> **EXCERPT PROVIDED**

● ● ● ●

Ameres et al. transfected several Drosophila cell lines with microRNA sensors, which had one or more fully complementary sites for an intended microRNA.  Normally these microRNAs are loaded to the Ago1; hence, they lack a methyl group in their 3’ end. They showed that levels of endogenously expressed (miR-34 and bantam) and induced (let-7 and miR-125) microRNAs decreased whence the corresponding microRNA sensor is present. Moreover, for another microRNA (miR-277), which can be loaded into both Ago1 and Ago2, they showed that the Ago1-loaded microRNA population is destabilized upon transfection of a microRNA sensor for miR-277. Therefore, Ago1-loaded small RNAs are prone to destabilization when a fully complimentary target is present.

In order to follow the fate of Ago1-loaded and destabilized microRNAs, the authors radiolabeled the 5’ end of let-7 with 32P in the presence of let-7 sensor in vitro and observed new “tailed” and “trimmed” forms of let-7. They also detected tailed and trimmed forms of endogenously expressed bantam in the presence of a bantam-sensor using Drosophila embryo lysates. An addition of 3’ methyl group protected let-7 from being tailed and trimmed, and absence of Hen1 lead to tailing and trimming of let-7 siRNA. Putting all this evidence into context, the authors conclude that the methyl group protects small RNA from destabilization.

To determine the extent of tolerable complementarity between a microRNA and its target that does not lead to microRNA destabilization, the authors changed the sequence of complementarity site of the microRNA sensor. They found that targets resembling classical microRNA target sites did not result in tailing and trimming, whereas the targets that had less than 8 mismatches to the 3’ end of microRNA triggered destabilization. Furthermore, they also discovered that a small central bulge of 3nt leads to trimming and tailing, but not larger bulges. Hence, target RNA-triggered tailing and trimming require extensive but not necessarily perfect complementarity to the microRNAs.

Since Hen1 plays such a major role in protecting Ago2-bound small RNAs, the authors sequenced the small RNAs from hen1 mutant flies. The abundance and the length of microRNAs were not affected by lack of functional Hen1, but endo-siRNAs showed drastic changes in their lengths and abundance. The authors analyzed the content of the tails that arose due to absence of Hen1 and they found that the tail was either a single adenine or a single or multiple uridines, which is a mark of RNA turnover. Lastly, the authors also looked for target RNA-directed trimming and tailing in mammalian cells and confirmed the presence of a similar mechanism with slight modifications.

The Zamore Lab previously characterized RNA sorting in Drosophila, showing that the degree of complementarity between the small RNA and its star strand was responsible for being selectively loaded into Ago1 or Ago2. MicroRNAs are generally loaded into Ago1 to repress target translation and decrease target stability, often mediated by seed-paring between the microRNA and its target. The presence of highly complementary targets for Ago1 loaded small RNAs lead to remodeling of the small RNA by tailing or trimming. Therefore, Ago1 bound small RNAs are specialized in regulating partially complementary sites, which explain why microRNA targets lack extensive complementarity. The authors also speculate that extensive 3’ pairing might result in release of the small RNA from the PAZ domain of Argonaute, which in turn exposes the small RNA to the nucleotidyl transferases and 3’-to-5’ exonuclease enzymes.

● ● ● ●

> **PROMPT 1**
Please list every microRNA that the excerpt on microRNA tailing and trimming names individually.
> **PROMPT 2**
From the excerpt on microRNA tailing and trimming, quote everything from "Ameres et al." down to "target is present.".

> **Bounding box prediction data**
● ● ● ●

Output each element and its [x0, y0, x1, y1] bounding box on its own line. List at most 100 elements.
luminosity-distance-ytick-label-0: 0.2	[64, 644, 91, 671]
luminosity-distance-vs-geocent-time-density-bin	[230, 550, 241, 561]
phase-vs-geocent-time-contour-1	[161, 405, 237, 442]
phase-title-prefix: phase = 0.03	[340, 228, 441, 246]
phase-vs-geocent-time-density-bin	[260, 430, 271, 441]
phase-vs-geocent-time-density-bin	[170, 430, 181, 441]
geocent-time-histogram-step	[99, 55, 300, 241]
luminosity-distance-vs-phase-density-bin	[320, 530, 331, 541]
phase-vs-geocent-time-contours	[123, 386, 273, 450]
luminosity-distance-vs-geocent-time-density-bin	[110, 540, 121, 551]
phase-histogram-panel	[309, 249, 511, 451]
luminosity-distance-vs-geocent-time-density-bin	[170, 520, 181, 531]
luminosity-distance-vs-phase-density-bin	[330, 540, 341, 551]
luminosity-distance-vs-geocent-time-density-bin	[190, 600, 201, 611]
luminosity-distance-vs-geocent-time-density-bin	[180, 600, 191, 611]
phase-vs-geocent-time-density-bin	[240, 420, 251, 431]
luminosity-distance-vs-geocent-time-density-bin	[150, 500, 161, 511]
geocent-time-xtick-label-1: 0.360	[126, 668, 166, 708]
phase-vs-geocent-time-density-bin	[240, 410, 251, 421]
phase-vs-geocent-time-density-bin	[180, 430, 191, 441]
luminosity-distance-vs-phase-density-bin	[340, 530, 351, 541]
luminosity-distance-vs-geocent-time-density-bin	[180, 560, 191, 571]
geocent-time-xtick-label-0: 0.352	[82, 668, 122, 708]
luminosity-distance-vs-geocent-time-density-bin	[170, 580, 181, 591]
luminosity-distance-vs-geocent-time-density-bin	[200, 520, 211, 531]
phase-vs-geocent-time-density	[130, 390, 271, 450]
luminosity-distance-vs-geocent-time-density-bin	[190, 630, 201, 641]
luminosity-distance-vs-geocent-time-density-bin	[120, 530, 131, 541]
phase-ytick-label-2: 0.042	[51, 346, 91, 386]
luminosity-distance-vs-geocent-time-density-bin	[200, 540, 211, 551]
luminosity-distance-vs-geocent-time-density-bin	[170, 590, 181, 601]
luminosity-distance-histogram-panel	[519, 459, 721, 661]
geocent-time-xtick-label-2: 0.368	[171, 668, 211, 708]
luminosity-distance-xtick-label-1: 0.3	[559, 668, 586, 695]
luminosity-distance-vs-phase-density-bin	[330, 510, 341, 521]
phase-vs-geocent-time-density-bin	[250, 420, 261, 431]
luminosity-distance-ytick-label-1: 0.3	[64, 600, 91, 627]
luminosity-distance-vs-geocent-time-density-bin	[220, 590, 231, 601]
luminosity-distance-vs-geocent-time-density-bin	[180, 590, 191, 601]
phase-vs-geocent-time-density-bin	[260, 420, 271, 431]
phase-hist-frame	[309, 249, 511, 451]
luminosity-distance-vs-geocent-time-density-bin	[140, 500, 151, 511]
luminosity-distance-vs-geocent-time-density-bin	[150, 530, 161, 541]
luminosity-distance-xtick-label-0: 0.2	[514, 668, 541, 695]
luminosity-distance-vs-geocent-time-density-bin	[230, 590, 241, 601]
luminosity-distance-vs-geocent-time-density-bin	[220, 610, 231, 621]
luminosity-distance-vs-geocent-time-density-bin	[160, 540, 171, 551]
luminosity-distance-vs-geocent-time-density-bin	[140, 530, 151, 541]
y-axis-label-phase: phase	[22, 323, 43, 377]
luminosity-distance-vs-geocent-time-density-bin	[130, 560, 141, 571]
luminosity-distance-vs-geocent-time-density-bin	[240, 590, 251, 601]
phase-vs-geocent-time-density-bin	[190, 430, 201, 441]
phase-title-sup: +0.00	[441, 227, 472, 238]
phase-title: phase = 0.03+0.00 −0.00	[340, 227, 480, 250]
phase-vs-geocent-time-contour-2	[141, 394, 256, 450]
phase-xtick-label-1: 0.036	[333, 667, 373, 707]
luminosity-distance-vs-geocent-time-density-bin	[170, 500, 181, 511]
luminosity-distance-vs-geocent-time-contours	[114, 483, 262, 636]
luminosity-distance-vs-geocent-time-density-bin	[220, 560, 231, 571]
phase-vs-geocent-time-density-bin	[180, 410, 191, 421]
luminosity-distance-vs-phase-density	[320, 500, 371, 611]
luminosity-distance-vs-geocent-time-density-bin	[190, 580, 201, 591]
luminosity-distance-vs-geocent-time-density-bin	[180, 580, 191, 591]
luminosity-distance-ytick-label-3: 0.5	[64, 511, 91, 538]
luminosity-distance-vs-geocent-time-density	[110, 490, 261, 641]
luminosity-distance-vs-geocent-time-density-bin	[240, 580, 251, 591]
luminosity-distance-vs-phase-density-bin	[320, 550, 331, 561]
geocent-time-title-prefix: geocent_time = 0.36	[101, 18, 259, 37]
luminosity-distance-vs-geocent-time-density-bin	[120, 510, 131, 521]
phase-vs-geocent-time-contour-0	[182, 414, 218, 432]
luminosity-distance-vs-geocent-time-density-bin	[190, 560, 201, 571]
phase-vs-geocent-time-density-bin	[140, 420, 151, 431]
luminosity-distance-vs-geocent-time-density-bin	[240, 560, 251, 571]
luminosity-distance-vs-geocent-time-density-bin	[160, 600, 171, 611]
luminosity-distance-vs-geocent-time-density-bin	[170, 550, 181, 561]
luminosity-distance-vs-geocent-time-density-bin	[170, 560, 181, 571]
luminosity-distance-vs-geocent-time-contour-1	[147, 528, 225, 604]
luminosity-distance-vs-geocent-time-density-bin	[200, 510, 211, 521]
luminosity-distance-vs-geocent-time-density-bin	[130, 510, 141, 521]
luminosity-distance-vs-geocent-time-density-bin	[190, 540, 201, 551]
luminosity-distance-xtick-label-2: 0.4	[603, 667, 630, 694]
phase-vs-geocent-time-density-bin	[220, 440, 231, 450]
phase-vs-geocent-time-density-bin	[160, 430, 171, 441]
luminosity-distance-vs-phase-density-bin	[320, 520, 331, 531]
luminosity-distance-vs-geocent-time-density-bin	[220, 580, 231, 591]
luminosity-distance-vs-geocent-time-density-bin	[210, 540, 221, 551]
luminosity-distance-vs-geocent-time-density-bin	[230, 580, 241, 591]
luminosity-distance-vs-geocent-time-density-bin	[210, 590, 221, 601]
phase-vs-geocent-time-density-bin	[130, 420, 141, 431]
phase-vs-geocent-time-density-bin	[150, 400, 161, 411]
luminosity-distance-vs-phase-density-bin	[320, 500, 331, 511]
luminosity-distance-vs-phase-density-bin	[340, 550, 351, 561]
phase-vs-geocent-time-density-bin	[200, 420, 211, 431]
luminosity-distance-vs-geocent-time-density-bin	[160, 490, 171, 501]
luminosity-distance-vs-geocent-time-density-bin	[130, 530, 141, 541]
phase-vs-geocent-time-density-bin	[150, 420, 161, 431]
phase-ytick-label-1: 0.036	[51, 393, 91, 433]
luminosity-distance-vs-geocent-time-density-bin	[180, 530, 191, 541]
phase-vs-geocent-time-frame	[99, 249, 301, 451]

● ● ● ●

> **EXERCISE RESPONSE 1**
miR-34, bantam, let-7, miR-125, miR-277

> **EXERCISE RESPONSE 2**
Ameres et al. transfected several Drosophila cell lines with microRNA sensors, which had one or more fully complementary sites for an intended microRNA.  Normally these microRNAs are loaded to the Ago1; hence, they lack a methyl group in their 3’ end. They showed that levels of endogenously expressed (miR-34 and bantam) and induced (let-7 and miR-125) microRNAs decreased whence the corresponding microRNA sensor is present. Moreover, for another microRNA (miR-277), which can be loaded into both Ago1 and Ago2, they showed that the Ago1-loaded microRNA population is destabilized upon transfection of a microRNA sensor for miR-277. Therefore, Ago1-loaded small RNAs are prone to destabilization when a fully complimentary target is present.